Aim
All the data should come back exactly as it was given.

** START Material provided **

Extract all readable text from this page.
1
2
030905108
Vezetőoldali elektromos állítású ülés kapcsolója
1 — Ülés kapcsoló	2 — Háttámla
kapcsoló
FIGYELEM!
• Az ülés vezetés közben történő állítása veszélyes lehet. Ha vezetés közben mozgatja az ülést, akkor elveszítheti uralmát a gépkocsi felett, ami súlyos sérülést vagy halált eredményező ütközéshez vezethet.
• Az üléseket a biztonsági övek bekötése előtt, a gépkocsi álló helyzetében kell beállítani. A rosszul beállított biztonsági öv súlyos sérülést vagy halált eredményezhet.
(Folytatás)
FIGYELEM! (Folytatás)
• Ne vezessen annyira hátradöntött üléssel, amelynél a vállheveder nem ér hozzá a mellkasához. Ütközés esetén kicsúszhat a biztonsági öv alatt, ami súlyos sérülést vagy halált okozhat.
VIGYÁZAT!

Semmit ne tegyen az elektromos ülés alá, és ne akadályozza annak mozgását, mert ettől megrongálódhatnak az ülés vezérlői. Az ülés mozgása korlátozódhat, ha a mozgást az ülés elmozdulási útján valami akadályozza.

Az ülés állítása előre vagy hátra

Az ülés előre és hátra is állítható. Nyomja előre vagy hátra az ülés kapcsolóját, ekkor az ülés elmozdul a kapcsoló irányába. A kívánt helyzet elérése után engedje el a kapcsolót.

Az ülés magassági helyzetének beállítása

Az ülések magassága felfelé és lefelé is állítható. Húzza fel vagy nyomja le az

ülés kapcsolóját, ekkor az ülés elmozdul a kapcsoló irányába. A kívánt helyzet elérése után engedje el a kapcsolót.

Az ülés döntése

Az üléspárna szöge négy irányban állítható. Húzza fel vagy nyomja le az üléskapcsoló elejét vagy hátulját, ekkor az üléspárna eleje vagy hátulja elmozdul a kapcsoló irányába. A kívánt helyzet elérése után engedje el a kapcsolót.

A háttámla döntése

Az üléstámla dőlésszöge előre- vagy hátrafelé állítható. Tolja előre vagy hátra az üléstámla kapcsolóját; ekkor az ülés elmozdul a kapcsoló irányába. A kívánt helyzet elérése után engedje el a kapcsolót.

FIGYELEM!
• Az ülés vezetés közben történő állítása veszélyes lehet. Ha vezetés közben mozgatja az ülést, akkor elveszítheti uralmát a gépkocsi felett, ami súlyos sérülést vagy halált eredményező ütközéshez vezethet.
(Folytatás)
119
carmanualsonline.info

** END Material provided **

Response to this exercise
Extract all readable text from this page.
1
2
030905108
Vezetőoldali elektromos állítású ülés kapcsolója
1 — Ülés kapcsoló	2 — Háttámla
kapcsoló
FIGYELEM!
• Az ülés vezetés közben történő állítása veszélyes lehet. Ha vezetés közben mozgatja az ülést, akkor elveszítheti uralmát a gépkocsi felett, ami súlyos sérülést vagy halált eredményező ütközéshez vezethet.
• Az üléseket a biztonsági övek bekötése előtt, a gépkocsi álló helyzetében kell beállítani. A rosszul beállított biztonsági öv súlyos sérülést vagy halált eredményezhet.
(Folytatás)
FIGYELEM! (Folytatás)
• Ne vezessen annyira hátradöntött üléssel, amelynél a vállheveder nem ér hozzá a mellkasához. Ütközés esetén kicsúszhat a biztonsági öv alatt, ami súlyos sérülést vagy halált okozhat.
VIGYÁZAT!

Semmit ne tegyen az elektromos ülés alá, és ne akadályozza annak mozgását, mert ettől megrongálódhatnak az ülés vezérlői. Az ülés mozgása korlátozódhat, ha a mozgást az ülés elmozdulási útján valami akadályozza.

Az ülés állítása előre vagy hátra

Az ülés előre és hátra is állítható. Nyomja előre vagy hátra az ülés kapcsolóját, ekkor az ülés elmozdul a kapcsoló irányába. A kívánt helyzet elérése után engedje el a kapcsolót.

Az ülés magassági helyzetének beállítása

Az ülések magassága felfelé és lefelé is állítható. Húzza fel vagy nyomja le az

ülés kapcsolóját, ekkor az ülés elmozdul a kapcsoló irányába. A kívánt helyzet elérése után engedje el a kapcsolót.

Az ülés döntése

Az üléspárna szöge négy irányban állítható. Húzza fel vagy nyomja le az üléskapcsoló elejét vagy hátulját, ekkor az üléspárna eleje vagy hátulja elmozdul a kapcsoló irányába. A kívánt helyzet elérése után engedje el a kapcsolót.

A háttámla döntése

Az üléstámla dőlésszöge előre- vagy hátrafelé állítható. Tolja előre vagy hátra az üléstámla kapcsolóját; ekkor az ülés elmozdul a kapcsoló irányába. A kívánt helyzet elérése után engedje el a kapcsolót.

FIGYELEM!
• Az ülés vezetés közben történő állítása veszélyes lehet. Ha vezetés közben mozgatja az ülést, akkor elveszítheti uralmát a gépkocsi felett, ami súlyos sérülést vagy halált eredményező ütközéshez vezethet.
(Folytatás)
119
carmanualsonline.info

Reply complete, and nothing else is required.